## [Task prompt]
Reproduce every entry exactly, without alteration.

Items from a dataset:
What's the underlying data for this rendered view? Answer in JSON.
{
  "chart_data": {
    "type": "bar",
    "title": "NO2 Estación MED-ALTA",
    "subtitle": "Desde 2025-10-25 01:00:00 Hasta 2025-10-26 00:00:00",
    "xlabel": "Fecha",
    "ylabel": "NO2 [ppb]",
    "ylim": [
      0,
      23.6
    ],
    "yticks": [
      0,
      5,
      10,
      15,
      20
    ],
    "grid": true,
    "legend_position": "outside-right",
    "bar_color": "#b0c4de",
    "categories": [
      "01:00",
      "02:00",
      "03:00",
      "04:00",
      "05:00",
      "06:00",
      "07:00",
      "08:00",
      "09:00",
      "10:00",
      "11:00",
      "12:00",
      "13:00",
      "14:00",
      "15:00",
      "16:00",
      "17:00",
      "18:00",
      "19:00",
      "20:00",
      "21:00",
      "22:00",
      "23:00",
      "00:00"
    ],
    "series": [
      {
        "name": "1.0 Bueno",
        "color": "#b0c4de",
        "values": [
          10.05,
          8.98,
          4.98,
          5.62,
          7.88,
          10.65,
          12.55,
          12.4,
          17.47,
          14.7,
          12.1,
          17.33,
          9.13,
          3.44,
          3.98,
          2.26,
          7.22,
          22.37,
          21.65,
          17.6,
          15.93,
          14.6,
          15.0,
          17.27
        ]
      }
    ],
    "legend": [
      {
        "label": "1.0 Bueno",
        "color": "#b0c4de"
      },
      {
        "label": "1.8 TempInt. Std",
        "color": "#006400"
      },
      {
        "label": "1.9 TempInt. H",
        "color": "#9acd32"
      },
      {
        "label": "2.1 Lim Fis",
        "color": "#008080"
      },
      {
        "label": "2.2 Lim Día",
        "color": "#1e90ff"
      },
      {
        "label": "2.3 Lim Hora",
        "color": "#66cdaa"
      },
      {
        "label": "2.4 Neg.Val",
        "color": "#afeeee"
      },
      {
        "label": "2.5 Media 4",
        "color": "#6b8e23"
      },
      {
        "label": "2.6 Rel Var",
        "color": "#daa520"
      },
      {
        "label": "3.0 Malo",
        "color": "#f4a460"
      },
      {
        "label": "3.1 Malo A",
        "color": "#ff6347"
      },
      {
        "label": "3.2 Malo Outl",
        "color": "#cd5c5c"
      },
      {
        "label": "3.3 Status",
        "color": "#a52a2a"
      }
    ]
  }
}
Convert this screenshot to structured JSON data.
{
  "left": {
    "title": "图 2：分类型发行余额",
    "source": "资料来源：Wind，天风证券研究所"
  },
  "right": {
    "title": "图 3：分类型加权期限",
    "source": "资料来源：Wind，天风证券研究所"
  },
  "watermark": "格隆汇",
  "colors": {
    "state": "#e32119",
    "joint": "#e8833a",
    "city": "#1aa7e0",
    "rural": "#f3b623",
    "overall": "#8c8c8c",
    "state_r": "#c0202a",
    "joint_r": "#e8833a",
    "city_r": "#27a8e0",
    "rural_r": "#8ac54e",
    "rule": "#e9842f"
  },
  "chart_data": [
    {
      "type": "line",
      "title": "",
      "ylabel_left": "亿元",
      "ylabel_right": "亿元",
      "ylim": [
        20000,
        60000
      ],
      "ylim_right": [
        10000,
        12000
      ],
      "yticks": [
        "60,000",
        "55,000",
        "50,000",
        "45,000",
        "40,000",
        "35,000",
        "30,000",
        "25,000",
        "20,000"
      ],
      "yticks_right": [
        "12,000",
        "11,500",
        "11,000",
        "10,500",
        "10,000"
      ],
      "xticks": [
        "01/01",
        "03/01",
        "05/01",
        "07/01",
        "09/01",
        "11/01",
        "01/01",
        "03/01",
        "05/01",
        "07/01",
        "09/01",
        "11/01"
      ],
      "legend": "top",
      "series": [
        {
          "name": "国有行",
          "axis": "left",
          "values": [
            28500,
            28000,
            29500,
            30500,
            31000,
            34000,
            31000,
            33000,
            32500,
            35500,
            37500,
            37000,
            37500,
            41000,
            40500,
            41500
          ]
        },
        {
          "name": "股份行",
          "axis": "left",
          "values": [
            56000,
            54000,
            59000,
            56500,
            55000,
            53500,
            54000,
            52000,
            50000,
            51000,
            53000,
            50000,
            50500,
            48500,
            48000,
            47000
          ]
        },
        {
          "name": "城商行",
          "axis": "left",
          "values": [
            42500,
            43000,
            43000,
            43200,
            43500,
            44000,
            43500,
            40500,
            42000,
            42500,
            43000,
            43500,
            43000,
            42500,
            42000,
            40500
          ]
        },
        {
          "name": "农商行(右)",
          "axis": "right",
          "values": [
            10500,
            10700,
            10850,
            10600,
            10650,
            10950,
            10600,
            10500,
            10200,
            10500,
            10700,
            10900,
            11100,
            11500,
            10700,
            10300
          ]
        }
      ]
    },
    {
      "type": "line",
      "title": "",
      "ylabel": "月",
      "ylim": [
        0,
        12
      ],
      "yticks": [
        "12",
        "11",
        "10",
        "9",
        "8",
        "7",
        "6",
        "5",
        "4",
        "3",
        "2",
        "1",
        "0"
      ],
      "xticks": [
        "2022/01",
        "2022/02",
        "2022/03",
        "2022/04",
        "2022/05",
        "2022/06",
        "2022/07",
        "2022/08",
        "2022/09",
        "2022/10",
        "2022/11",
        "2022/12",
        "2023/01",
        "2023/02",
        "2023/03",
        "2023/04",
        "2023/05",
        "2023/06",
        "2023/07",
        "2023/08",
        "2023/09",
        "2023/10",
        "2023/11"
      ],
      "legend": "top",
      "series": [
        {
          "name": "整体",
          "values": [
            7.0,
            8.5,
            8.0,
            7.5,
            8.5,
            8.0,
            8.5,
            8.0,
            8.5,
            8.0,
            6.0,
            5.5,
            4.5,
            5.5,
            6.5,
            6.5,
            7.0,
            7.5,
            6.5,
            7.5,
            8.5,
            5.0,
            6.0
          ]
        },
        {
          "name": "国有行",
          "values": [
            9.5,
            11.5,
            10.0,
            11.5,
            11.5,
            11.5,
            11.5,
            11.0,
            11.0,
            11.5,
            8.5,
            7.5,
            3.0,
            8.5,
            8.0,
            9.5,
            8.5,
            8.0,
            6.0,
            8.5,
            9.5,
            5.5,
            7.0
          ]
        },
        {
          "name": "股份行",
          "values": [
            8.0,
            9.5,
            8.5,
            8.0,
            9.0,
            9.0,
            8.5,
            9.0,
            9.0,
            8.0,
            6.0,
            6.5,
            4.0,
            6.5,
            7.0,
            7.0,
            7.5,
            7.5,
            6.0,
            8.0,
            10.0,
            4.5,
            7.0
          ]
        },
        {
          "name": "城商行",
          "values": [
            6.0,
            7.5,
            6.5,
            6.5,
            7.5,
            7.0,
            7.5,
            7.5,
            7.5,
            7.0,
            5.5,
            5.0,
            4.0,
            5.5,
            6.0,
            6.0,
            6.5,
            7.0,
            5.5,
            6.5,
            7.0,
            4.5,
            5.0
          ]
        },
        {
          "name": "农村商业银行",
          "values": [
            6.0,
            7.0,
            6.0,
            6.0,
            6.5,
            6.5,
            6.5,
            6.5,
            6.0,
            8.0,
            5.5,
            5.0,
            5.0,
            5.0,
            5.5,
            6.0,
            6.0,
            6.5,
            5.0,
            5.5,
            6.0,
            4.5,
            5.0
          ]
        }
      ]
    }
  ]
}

## [Expected output]
What's the underlying data for this rendered view? Answer in JSON.
{
  "chart_data": {
    "type": "bar",
    "title": "NO2 Estación MED-ALTA",
    "subtitle": "Desde 2025-10-25 01:00:00 Hasta 2025-10-26 00:00:00",
    "xlabel": "Fecha",
    "ylabel": "NO2 [ppb]",
    "ylim": [
      0,
      23.6
    ],
    "yticks": [
      0,
      5,
      10,
      15,
      20
    ],
    "grid": true,
    "legend_position": "outside-right",
    "bar_color": "#b0c4de",
    "categories": [
      "01:00",
      "02:00",
      "03:00",
      "04:00",
      "05:00",
      "06:00",
      "07:00",
      "08:00",
      "09:00",
      "10:00",
      "11:00",
      "12:00",
      "13:00",
      "14:00",
      "15:00",
      "16:00",
      "17:00",
      "18:00",
      "19:00",
      "20:00",
      "21:00",
      "22:00",
      "23:00",
      "00:00"
    ],
    "series": [
      {
        "name": "1.0 Bueno",
        "color": "#b0c4de",
        "values": [
          10.05,
          8.98,
          4.98,
          5.62,
          7.88,
          10.65,
          12.55,
          12.4,
          17.47,
          14.7,
          12.1,
          17.33,
          9.13,
          3.44,
          3.98,
          2.26,
          7.22,
          22.37,
          21.65,
          17.6,
          15.93,
          14.6,
          15.0,
          17.27
        ]
      }
    ],
    "legend": [
      {
        "label": "1.0 Bueno",
        "color": "#b0c4de"
      },
      {
        "label": "1.8 TempInt. Std",
        "color": "#006400"
      },
      {
        "label": "1.9 TempInt. H",
        "color": "#9acd32"
      },
      {
        "label": "2.1 Lim Fis",
        "color": "#008080"
      },
      {
        "label": "2.2 Lim Día",
        "color": "#1e90ff"
      },
      {
        "label": "2.3 Lim Hora",
        "color": "#66cdaa"
      },
      {
        "label": "2.4 Neg.Val",
        "color": "#afeeee"
      },
      {
        "label": "2.5 Media 4",
        "color": "#6b8e23"
      },
      {
        "label": "2.6 Rel Var",
        "color": "#daa520"
      },
      {
        "label": "3.0 Malo",
        "color": "#f4a460"
      },
      {
        "label": "3.1 Malo A",
        "color": "#ff6347"
      },
      {
        "label": "3.2 Malo Outl",
        "color": "#cd5c5c"
      },
      {
        "label": "3.3 Status",
        "color": "#a52a2a"
      }
    ]
  }
}
Convert this screenshot to structured JSON data.
{
  "left": {
    "title": "图 2：分类型发行余额",
    "source": "资料来源：Wind，天风证券研究所"
  },
  "right": {
    "title": "图 3：分类型加权期限",
    "source": "资料来源：Wind，天风证券研究所"
  },
  "watermark": "格隆汇",
  "colors": {
    "state": "#e32119",
    "joint": "#e8833a",
    "city": "#1aa7e0",
    "rural": "#f3b623",
    "overall": "#8c8c8c",
    "state_r": "#c0202a",
    "joint_r": "#e8833a",
    "city_r": "#27a8e0",
    "rural_r": "#8ac54e",
    "rule": "#e9842f"
  },
  "chart_data": [
    {
      "type": "line",
      "title": "",
      "ylabel_left": "亿元",
      "ylabel_right": "亿元",
      "ylim": [
        20000,
        60000
      ],
      "ylim_right": [
        10000,
        12000
      ],
      "yticks": [
        "60,000",
        "55,000",
        "50,000",
        "45,000",
        "40,000",
        "35,000",
        "30,000",
        "25,000",
        "20,000"
      ],
      "yticks_right": [
        "12,000",
        "11,500",
        "11,000",
        "10,500",
        "10,000"
      ],
      "xticks": [
        "01/01",
        "03/01",
        "05/01",
        "07/01",
        "09/01",
        "11/01",
        "01/01",
        "03/01",
        "05/01",
        "07/01",
        "09/01",
        "11/01"
      ],
      "legend": "top",
      "series": [
        {
          "name": "国有行",
          "axis": "left",
          "values": [
            28500,
            28000,
            29500,
            30500,
            31000,
            34000,
            31000,
            33000,
            32500,
            35500,
            37500,
            37000,
            37500,
            41000,
            40500,
            41500
          ]
        },
        {
          "name": "股份行",
          "axis": "left",
          "values": [
            56000,
            54000,
            59000,
            56500,
            55000,
            53500,
            54000,
            52000,
            50000,
            51000,
            53000,
            50000,
            50500,
            48500,
            48000,
            47000
          ]
        },
        {
          "name": "城商行",
          "axis": "left",
          "values": [
            42500,
            43000,
            43000,
            43200,
            43500,
            44000,
            43500,
            40500,
            42000,
            42500,
            43000,
            43500,
            43000,
            42500,
            42000,
            40500
          ]
        },
        {
          "name": "农商行(右)",
          "axis": "right",
          "values": [
            10500,
            10700,
            10850,
            10600,
            10650,
            10950,
            10600,
            10500,
            10200,
            10500,
            10700,
            10900,
            11100,
            11500,
            10700,
            10300
          ]
        }
      ]
    },
    {
      "type": "line",
      "title": "",
      "ylabel": "月",
      "ylim": [
        0,
        12
      ],
      "yticks": [
        "12",
        "11",
        "10",
        "9",
        "8",
        "7",
        "6",
        "5",
        "4",
        "3",
        "2",
        "1",
        "0"
      ],
      "xticks": [
        "2022/01",
        "2022/02",
        "2022/03",
        "2022/04",
        "2022/05",
        "2022/06",
        "2022/07",
        "2022/08",
        "2022/09",
        "2022/10",
        "2022/11",
        "2022/12",
        "2023/01",
        "2023/02",
        "2023/03",
        "2023/04",
        "2023/05",
        "2023/06",
        "2023/07",
        "2023/08",
        "2023/09",
        "2023/10",
        "2023/11"
      ],
      "legend": "top",
      "series": [
        {
          "name": "整体",
          "values": [
            7.0,
            8.5,
            8.0,
            7.5,
            8.5,
            8.0,
            8.5,
            8.0,
            8.5,
            8.0,
            6.0,
            5.5,
            4.5,
            5.5,
            6.5,
            6.5,
            7.0,
            7.5,
            6.5,
            7.5,
            8.5,
            5.0,
            6.0
          ]
        },
        {
          "name": "国有行",
          "values": [
            9.5,
            11.5,
            10.0,
            11.5,
            11.5,
            11.5,
            11.5,
            11.0,
            11.0,
            11.5,
            8.5,
            7.5,
            3.0,
            8.5,
            8.0,
            9.5,
            8.5,
            8.0,
            6.0,
            8.5,
            9.5,
            5.5,
            7.0
          ]
        },
        {
          "name": "股份行",
          "values": [
            8.0,
            9.5,
            8.5,
            8.0,
            9.0,
            9.0,
            8.5,
            9.0,
            9.0,
            8.0,
            6.0,
            6.5,
            4.0,
            6.5,
            7.0,
            7.0,
            7.5,
            7.5,
            6.0,
            8.0,
            10.0,
            4.5,
            7.0
          ]
        },
        {
          "name": "城商行",
          "values": [
            6.0,
            7.5,
            6.5,
            6.5,
            7.5,
            7.0,
            7.5,
            7.5,
            7.5,
            7.0,
            5.5,
            5.0,
            4.0,
            5.5,
            6.0,
            6.0,
            6.5,
            7.0,
            5.5,
            6.5,
            7.0,
            4.5,
            5.0
          ]
        },
        {
          "name": "农村商业银行",
          "values": [
            6.0,
            7.0,
            6.0,
            6.0,
            6.5,
            6.5,
            6.5,
            6.5,
            6.0,
            8.0,
            5.5,
            5.0,
            5.0,
            5.0,
            5.5,
            6.0,
            6.0,
            6.5,
            5.0,
            5.5,
            6.0,
            4.5,
            5.0
          ]
        }
      ]
    }
  ]
}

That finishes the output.